Your task: Show all lines holding "xlabel".

[BEGIN Data for processing]

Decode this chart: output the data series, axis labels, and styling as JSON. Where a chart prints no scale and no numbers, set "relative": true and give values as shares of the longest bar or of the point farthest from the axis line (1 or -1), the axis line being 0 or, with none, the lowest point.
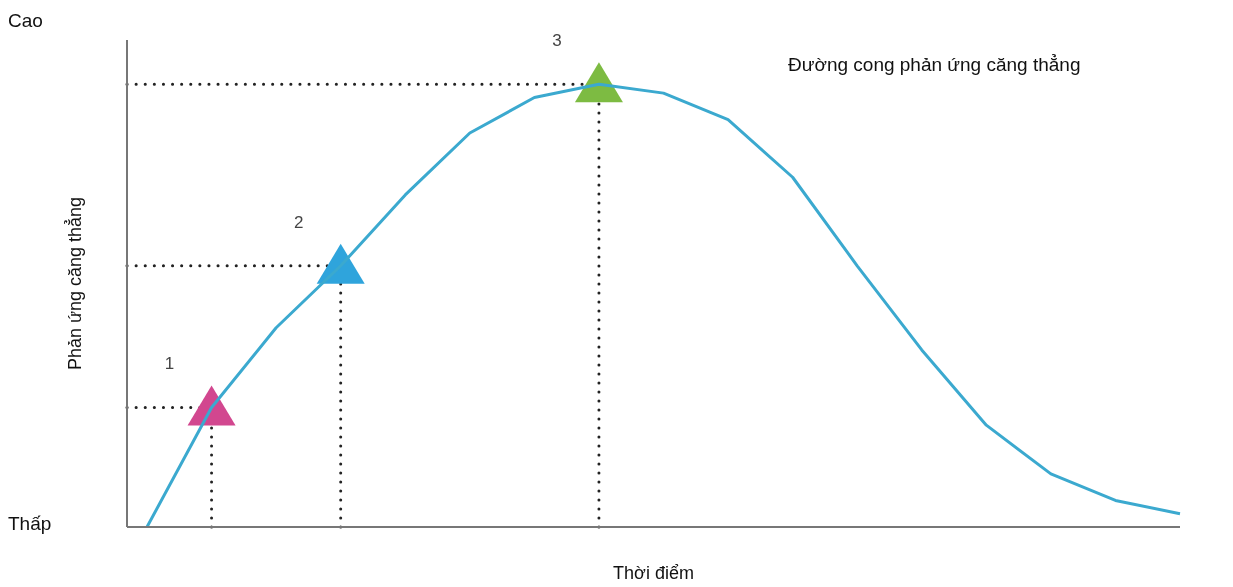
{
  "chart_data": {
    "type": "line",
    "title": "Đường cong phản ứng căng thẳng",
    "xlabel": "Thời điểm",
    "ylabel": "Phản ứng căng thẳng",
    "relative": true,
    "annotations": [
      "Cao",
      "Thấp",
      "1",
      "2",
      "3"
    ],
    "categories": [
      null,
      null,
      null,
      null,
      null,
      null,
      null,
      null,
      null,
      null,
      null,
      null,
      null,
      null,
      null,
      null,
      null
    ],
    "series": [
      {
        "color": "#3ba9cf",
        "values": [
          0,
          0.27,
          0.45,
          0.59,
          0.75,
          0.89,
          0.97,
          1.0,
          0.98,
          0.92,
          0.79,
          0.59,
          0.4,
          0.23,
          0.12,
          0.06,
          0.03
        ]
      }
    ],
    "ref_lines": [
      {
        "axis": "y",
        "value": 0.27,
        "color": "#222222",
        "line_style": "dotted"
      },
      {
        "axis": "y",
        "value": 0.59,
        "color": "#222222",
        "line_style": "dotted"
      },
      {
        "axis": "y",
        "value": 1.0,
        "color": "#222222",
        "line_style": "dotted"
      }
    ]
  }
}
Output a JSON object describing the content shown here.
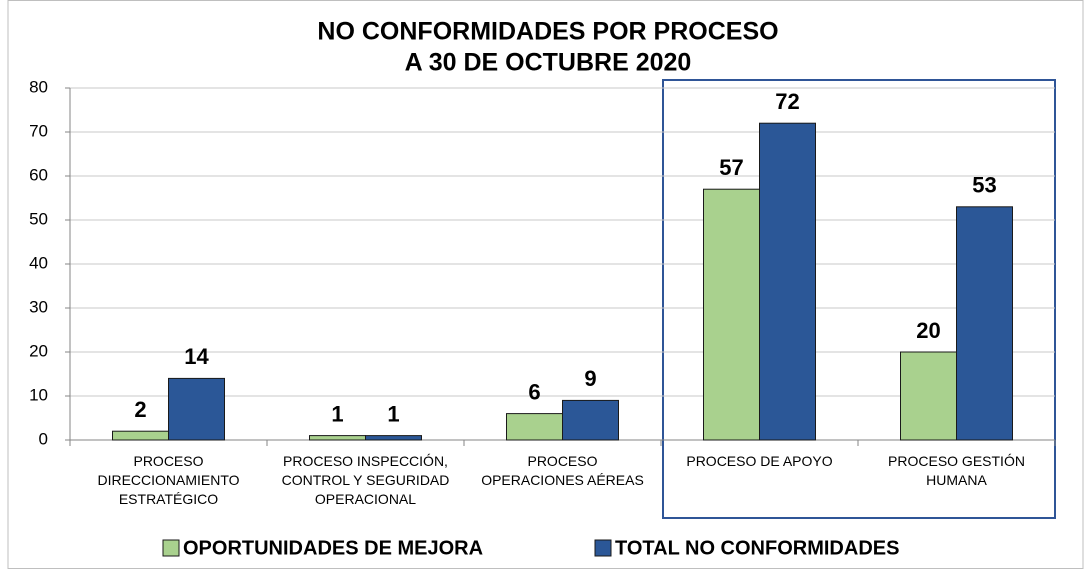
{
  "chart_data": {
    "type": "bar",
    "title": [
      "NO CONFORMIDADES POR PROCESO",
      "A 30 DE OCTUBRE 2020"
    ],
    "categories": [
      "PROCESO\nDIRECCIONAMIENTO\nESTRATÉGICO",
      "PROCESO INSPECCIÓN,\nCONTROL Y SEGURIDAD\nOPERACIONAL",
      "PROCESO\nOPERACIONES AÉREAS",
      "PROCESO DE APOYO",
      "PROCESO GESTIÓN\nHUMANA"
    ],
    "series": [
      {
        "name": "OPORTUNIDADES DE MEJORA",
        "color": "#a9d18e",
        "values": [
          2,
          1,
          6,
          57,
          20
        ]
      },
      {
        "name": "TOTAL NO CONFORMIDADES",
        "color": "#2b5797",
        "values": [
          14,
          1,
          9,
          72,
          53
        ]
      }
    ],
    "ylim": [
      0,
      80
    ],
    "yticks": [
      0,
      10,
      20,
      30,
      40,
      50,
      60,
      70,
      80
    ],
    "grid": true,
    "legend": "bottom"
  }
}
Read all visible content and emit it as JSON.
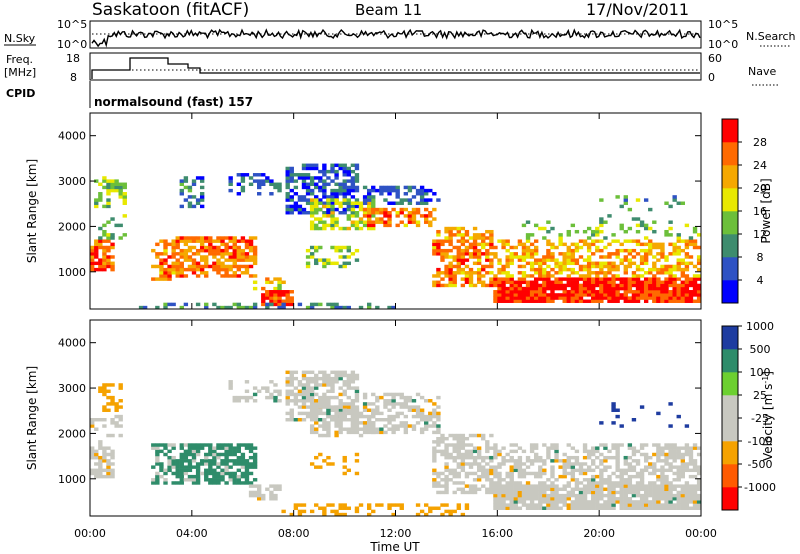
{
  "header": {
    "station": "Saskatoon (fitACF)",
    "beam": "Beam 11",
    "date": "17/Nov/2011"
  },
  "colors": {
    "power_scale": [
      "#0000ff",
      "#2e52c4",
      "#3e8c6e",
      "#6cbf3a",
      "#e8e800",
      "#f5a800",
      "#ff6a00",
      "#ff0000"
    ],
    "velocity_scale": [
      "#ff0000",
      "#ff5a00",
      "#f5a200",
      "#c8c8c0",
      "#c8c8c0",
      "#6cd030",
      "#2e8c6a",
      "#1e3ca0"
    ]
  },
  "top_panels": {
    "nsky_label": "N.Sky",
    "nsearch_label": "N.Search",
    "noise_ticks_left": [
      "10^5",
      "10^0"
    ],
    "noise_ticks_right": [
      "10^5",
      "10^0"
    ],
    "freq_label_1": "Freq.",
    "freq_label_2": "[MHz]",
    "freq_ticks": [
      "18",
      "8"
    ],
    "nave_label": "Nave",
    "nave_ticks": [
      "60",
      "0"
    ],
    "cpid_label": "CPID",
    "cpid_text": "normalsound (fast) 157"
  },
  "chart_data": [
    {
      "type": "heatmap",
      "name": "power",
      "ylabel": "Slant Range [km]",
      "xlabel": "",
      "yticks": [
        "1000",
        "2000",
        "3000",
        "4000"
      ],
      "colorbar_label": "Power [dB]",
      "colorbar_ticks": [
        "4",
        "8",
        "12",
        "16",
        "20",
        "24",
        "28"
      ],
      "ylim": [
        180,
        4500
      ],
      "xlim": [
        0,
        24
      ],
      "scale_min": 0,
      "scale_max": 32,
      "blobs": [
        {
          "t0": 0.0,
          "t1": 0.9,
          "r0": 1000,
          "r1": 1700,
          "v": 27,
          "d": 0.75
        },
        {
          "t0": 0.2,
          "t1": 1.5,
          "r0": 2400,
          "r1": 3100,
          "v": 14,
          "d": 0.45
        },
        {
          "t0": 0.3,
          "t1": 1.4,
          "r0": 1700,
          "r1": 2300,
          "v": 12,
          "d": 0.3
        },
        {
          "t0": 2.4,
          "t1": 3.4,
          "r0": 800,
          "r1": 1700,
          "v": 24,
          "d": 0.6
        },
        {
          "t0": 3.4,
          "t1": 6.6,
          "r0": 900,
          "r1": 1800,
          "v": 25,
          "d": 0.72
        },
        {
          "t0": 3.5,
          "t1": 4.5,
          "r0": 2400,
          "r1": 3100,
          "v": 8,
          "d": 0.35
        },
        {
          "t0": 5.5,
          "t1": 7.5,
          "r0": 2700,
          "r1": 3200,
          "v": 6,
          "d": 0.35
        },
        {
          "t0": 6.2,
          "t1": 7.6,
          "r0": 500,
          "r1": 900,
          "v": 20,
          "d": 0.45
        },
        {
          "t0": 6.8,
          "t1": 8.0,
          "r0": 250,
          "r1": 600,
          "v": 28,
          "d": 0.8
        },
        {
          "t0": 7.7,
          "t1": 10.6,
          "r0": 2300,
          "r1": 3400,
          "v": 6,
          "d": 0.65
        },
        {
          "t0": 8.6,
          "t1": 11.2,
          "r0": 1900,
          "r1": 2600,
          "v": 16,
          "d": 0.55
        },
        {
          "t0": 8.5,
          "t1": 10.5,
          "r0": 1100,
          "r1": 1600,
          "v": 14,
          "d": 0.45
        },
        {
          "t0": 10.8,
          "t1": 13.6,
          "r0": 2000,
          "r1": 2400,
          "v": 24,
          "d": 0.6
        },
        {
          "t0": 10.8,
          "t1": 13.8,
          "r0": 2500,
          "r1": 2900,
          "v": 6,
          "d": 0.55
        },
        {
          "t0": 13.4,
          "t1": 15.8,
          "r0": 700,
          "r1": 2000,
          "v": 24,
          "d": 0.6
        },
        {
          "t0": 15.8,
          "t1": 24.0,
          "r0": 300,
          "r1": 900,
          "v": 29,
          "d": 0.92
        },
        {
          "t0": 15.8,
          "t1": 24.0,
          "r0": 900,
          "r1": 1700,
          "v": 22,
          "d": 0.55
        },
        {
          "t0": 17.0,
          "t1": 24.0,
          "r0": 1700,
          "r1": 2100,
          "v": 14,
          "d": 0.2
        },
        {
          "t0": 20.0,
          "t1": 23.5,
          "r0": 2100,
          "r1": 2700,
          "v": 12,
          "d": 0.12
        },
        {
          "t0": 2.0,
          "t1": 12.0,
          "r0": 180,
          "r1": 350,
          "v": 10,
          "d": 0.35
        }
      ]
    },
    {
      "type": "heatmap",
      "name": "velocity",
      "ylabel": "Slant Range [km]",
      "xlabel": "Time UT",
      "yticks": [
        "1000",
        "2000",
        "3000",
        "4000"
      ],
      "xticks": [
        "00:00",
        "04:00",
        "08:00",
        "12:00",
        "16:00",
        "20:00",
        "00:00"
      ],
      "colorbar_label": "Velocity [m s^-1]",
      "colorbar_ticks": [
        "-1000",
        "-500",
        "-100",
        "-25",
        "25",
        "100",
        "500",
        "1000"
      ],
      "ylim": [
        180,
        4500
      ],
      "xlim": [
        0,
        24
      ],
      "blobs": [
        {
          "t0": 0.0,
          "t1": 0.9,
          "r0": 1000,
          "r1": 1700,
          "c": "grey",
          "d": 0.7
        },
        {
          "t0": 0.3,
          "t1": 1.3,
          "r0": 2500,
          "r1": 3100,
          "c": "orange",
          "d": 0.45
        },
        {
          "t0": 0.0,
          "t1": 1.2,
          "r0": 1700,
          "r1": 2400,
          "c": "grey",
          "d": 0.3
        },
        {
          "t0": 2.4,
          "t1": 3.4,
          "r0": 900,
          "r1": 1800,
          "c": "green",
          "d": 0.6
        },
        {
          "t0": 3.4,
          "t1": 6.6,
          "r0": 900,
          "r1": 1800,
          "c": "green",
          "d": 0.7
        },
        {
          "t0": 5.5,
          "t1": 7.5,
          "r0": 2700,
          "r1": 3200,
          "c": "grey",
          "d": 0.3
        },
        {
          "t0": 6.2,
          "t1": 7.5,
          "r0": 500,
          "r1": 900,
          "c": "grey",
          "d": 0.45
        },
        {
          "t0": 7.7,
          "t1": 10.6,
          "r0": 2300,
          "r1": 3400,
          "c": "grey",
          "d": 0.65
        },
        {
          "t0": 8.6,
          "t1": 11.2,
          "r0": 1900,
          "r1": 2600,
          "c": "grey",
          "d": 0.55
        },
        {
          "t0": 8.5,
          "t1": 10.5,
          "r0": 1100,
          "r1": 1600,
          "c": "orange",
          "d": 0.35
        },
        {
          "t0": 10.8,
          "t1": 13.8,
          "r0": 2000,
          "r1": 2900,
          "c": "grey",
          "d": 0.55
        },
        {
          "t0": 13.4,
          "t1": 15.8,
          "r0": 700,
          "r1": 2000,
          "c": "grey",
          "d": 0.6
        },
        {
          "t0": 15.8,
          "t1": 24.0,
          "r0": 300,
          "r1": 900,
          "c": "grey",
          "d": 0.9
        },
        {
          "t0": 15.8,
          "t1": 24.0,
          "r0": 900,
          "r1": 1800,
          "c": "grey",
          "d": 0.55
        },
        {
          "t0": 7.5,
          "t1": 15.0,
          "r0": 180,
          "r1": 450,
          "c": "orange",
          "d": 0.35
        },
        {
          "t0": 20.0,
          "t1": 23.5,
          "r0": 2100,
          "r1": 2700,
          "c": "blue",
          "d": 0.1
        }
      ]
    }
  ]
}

[END Data for processing]

Response below:
    "xlabel": "Thời điểm",
      "xlabel": "",
      "xlabel": "Time UT",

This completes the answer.